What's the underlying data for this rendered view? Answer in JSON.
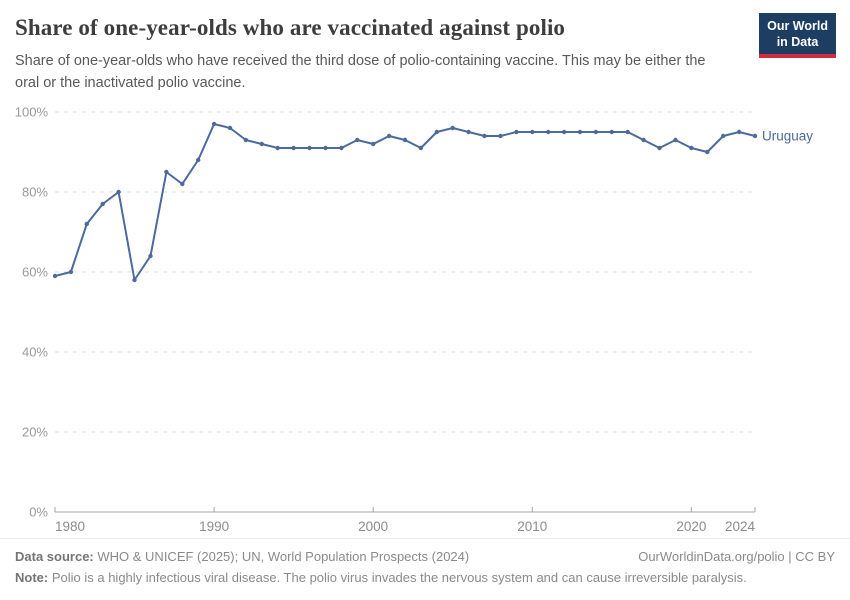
{
  "header": {
    "title": "Share of one-year-olds who are vaccinated against polio",
    "subtitle": "Share of one-year-olds who have received the third dose of polio-containing vaccine. This may be either the oral or the inactivated polio vaccine.",
    "logo": {
      "line1": "Our World",
      "line2": "in Data",
      "bg_color": "#1d3d63",
      "accent_color": "#cf2e41"
    }
  },
  "chart_data": {
    "type": "line",
    "title": "Share of one-year-olds who are vaccinated against polio",
    "xlabel": "",
    "ylabel": "",
    "ylim": [
      0,
      100
    ],
    "yticks": [
      0,
      20,
      40,
      60,
      80,
      100
    ],
    "ytick_suffix": "%",
    "xticks": [
      1980,
      1990,
      2000,
      2010,
      2020,
      2024
    ],
    "grid": "horizontal-dashed",
    "legend": "end-of-line-label",
    "x": [
      1980,
      1981,
      1982,
      1983,
      1984,
      1985,
      1986,
      1987,
      1988,
      1989,
      1990,
      1991,
      1992,
      1993,
      1994,
      1995,
      1996,
      1997,
      1998,
      1999,
      2000,
      2001,
      2002,
      2003,
      2004,
      2005,
      2006,
      2007,
      2008,
      2009,
      2010,
      2011,
      2012,
      2013,
      2014,
      2015,
      2016,
      2017,
      2018,
      2019,
      2020,
      2021,
      2022,
      2023,
      2024
    ],
    "series": [
      {
        "name": "Uruguay",
        "color": "#4C6A9C",
        "values": [
          59,
          60,
          72,
          77,
          80,
          58,
          64,
          85,
          82,
          88,
          97,
          96,
          93,
          92,
          91,
          91,
          91,
          91,
          91,
          93,
          92,
          94,
          93,
          91,
          95,
          96,
          95,
          94,
          94,
          95,
          95,
          95,
          95,
          95,
          95,
          95,
          95,
          93,
          91,
          93,
          91,
          90,
          94,
          95,
          94
        ]
      }
    ],
    "colors": {
      "gridline": "#dcdcdc",
      "axis": "#a5a5a5",
      "y_tick_label": "#9a9a9a",
      "x_tick_label": "#8c8c8c"
    }
  },
  "footer": {
    "datasource_label": "Data source:",
    "datasource_text": "WHO & UNICEF (2025); UN, World Population Prospects (2024)",
    "rights": "OurWorldinData.org/polio | CC BY",
    "note_label": "Note:",
    "note_text": "Polio is a highly infectious viral disease. The polio virus invades the nervous system and can cause irreversible paralysis."
  }
}
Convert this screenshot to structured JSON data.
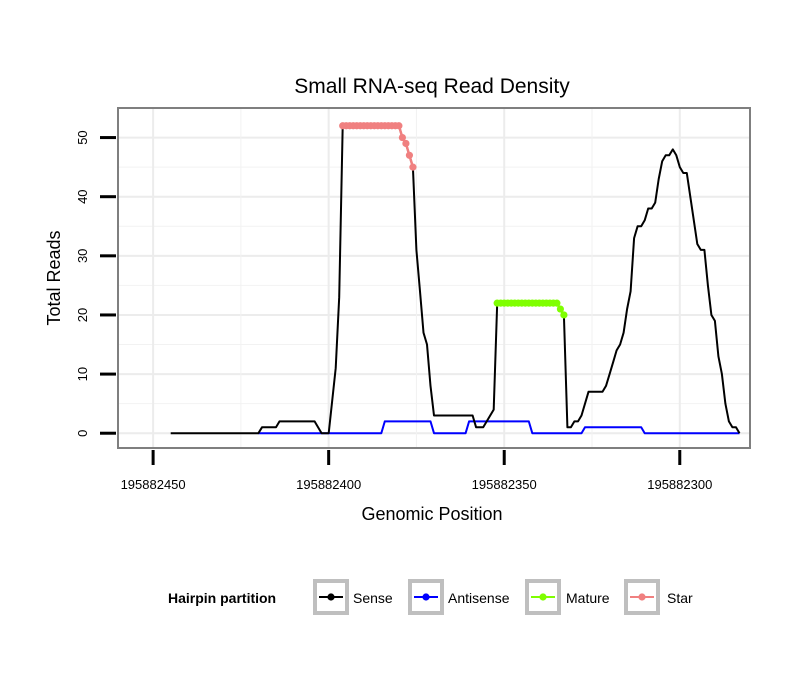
{
  "chart_data": {
    "type": "line",
    "title": "Small RNA-seq Read Density",
    "xlabel": "Genomic Position",
    "ylabel": "Total Reads",
    "x_reversed": true,
    "xlim": [
      195882460,
      195882280
    ],
    "ylim": [
      -2.5,
      55
    ],
    "x_ticks": [
      195882450,
      195882400,
      195882350,
      195882300
    ],
    "x_tick_labels": [
      "195882450",
      "195882400",
      "195882350",
      "195882300"
    ],
    "y_ticks": [
      0,
      10,
      20,
      30,
      40,
      50
    ],
    "y_tick_labels": [
      "0",
      "10",
      "20",
      "30",
      "40",
      "50"
    ],
    "grid": true,
    "legend": {
      "title": "Hairpin partition",
      "position": "bottom",
      "entries": [
        "Sense",
        "Antisense",
        "Mature",
        "Star"
      ]
    },
    "series": [
      {
        "name": "Sense",
        "color": "#000000",
        "points": [
          [
            195882445,
            0
          ],
          [
            195882420,
            0
          ],
          [
            195882419,
            1
          ],
          [
            195882415,
            1
          ],
          [
            195882414,
            2
          ],
          [
            195882404,
            2
          ],
          [
            195882402,
            0
          ],
          [
            195882400,
            0
          ],
          [
            195882398,
            11
          ],
          [
            195882397,
            23
          ],
          [
            195882396,
            52
          ],
          [
            195882380,
            52
          ],
          [
            195882379,
            50
          ],
          [
            195882378,
            49
          ],
          [
            195882377,
            47
          ],
          [
            195882376,
            45
          ],
          [
            195882375,
            31
          ],
          [
            195882374,
            24
          ],
          [
            195882373,
            17
          ],
          [
            195882372,
            15
          ],
          [
            195882371,
            8
          ],
          [
            195882370,
            3
          ],
          [
            195882359,
            3
          ],
          [
            195882358,
            1
          ],
          [
            195882356,
            1
          ],
          [
            195882354,
            3
          ],
          [
            195882353,
            4
          ],
          [
            195882352,
            22
          ],
          [
            195882335,
            22
          ],
          [
            195882334,
            21
          ],
          [
            195882333,
            20
          ],
          [
            195882332,
            1
          ],
          [
            195882331,
            1
          ],
          [
            195882330,
            2
          ],
          [
            195882329,
            2
          ],
          [
            195882328,
            3
          ],
          [
            195882326,
            7
          ],
          [
            195882322,
            7
          ],
          [
            195882321,
            8
          ],
          [
            195882320,
            10
          ],
          [
            195882319,
            12
          ],
          [
            195882318,
            14
          ],
          [
            195882317,
            15
          ],
          [
            195882316,
            17
          ],
          [
            195882315,
            21
          ],
          [
            195882314,
            24
          ],
          [
            195882313,
            33
          ],
          [
            195882312,
            35
          ],
          [
            195882311,
            35
          ],
          [
            195882310,
            36
          ],
          [
            195882309,
            38
          ],
          [
            195882308,
            38
          ],
          [
            195882307,
            39
          ],
          [
            195882306,
            43
          ],
          [
            195882305,
            46
          ],
          [
            195882304,
            47
          ],
          [
            195882303,
            47
          ],
          [
            195882302,
            48
          ],
          [
            195882301,
            47
          ],
          [
            195882300,
            45
          ],
          [
            195882299,
            44
          ],
          [
            195882298,
            44
          ],
          [
            195882297,
            40
          ],
          [
            195882296,
            36
          ],
          [
            195882295,
            32
          ],
          [
            195882294,
            31
          ],
          [
            195882293,
            31
          ],
          [
            195882292,
            25
          ],
          [
            195882291,
            20
          ],
          [
            195882290,
            19
          ],
          [
            195882289,
            13
          ],
          [
            195882288,
            10
          ],
          [
            195882287,
            5
          ],
          [
            195882286,
            2
          ],
          [
            195882285,
            1
          ],
          [
            195882284,
            1
          ],
          [
            195882283,
            0
          ]
        ]
      },
      {
        "name": "Antisense",
        "color": "#0000ff",
        "points": [
          [
            195882420,
            0
          ],
          [
            195882385,
            0
          ],
          [
            195882384,
            2
          ],
          [
            195882371,
            2
          ],
          [
            195882370,
            0
          ],
          [
            195882361,
            0
          ],
          [
            195882360,
            2
          ],
          [
            195882343,
            2
          ],
          [
            195882342,
            0
          ],
          [
            195882328,
            0
          ],
          [
            195882327,
            1
          ],
          [
            195882311,
            1
          ],
          [
            195882310,
            0
          ],
          [
            195882283,
            0
          ]
        ]
      },
      {
        "name": "Mature",
        "color": "#7fff00",
        "points": [
          [
            195882352,
            22
          ],
          [
            195882351,
            22
          ],
          [
            195882350,
            22
          ],
          [
            195882349,
            22
          ],
          [
            195882348,
            22
          ],
          [
            195882347,
            22
          ],
          [
            195882346,
            22
          ],
          [
            195882345,
            22
          ],
          [
            195882344,
            22
          ],
          [
            195882343,
            22
          ],
          [
            195882342,
            22
          ],
          [
            195882341,
            22
          ],
          [
            195882340,
            22
          ],
          [
            195882339,
            22
          ],
          [
            195882338,
            22
          ],
          [
            195882337,
            22
          ],
          [
            195882336,
            22
          ],
          [
            195882335,
            22
          ],
          [
            195882334,
            21
          ],
          [
            195882333,
            20
          ]
        ]
      },
      {
        "name": "Star",
        "color": "#f08080",
        "points": [
          [
            195882396,
            52
          ],
          [
            195882395,
            52
          ],
          [
            195882394,
            52
          ],
          [
            195882393,
            52
          ],
          [
            195882392,
            52
          ],
          [
            195882391,
            52
          ],
          [
            195882390,
            52
          ],
          [
            195882389,
            52
          ],
          [
            195882388,
            52
          ],
          [
            195882387,
            52
          ],
          [
            195882386,
            52
          ],
          [
            195882385,
            52
          ],
          [
            195882384,
            52
          ],
          [
            195882383,
            52
          ],
          [
            195882382,
            52
          ],
          [
            195882381,
            52
          ],
          [
            195882380,
            52
          ],
          [
            195882379,
            50
          ],
          [
            195882378,
            49
          ],
          [
            195882377,
            47
          ],
          [
            195882376,
            45
          ]
        ]
      }
    ]
  }
}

WHAT TO PRODUCE
Among the lines of the data, some may include "name" as a word or string; report how many, and nothing else.

RESPONSE AREA
5